------ Supplied material ------

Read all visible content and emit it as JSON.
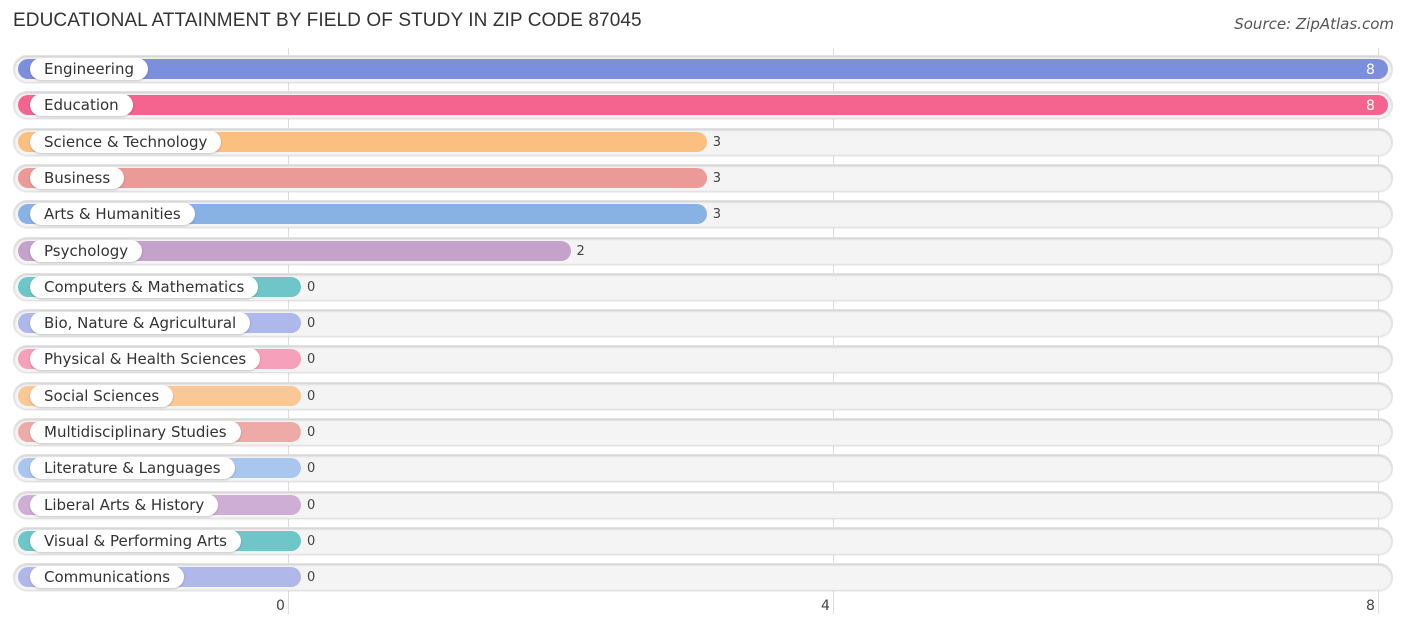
{
  "header": {
    "title": "EDUCATIONAL ATTAINMENT BY FIELD OF STUDY IN ZIP CODE 87045",
    "source": "Source: ZipAtlas.com"
  },
  "chart_data": {
    "type": "bar",
    "orientation": "horizontal",
    "title": "EDUCATIONAL ATTAINMENT BY FIELD OF STUDY IN ZIP CODE 87045",
    "xlabel": "",
    "ylabel": "",
    "xlim": [
      0,
      8
    ],
    "x_ticks": [
      "0",
      "4",
      "8"
    ],
    "grid": true,
    "categories": [
      "Engineering",
      "Education",
      "Science & Technology",
      "Business",
      "Arts & Humanities",
      "Psychology",
      "Computers & Mathematics",
      "Bio, Nature & Agricultural",
      "Physical & Health Sciences",
      "Social Sciences",
      "Multidisciplinary Studies",
      "Literature & Languages",
      "Liberal Arts & History",
      "Visual & Performing Arts",
      "Communications"
    ],
    "values": [
      8,
      8,
      3,
      3,
      3,
      2,
      0,
      0,
      0,
      0,
      0,
      0,
      0,
      0,
      0
    ],
    "colors": [
      "#7b8fdc",
      "#f4648f",
      "#fbbf80",
      "#ec9a98",
      "#88b2e4",
      "#c4a2cb",
      "#6ec6c8",
      "#aeb8eb",
      "#f6a0bb",
      "#fbc795",
      "#eeaaa7",
      "#a9c6ee",
      "#cfaed6",
      "#6ec6c8",
      "#b0b8ea"
    ]
  }
}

------

- [Short task]:
From the data, list each line in which the string "Arts" appears.

- [Answer to this problem]:
      "Arts & Humanities",
      "Liberal Arts & History",
      "Visual & Performing Arts",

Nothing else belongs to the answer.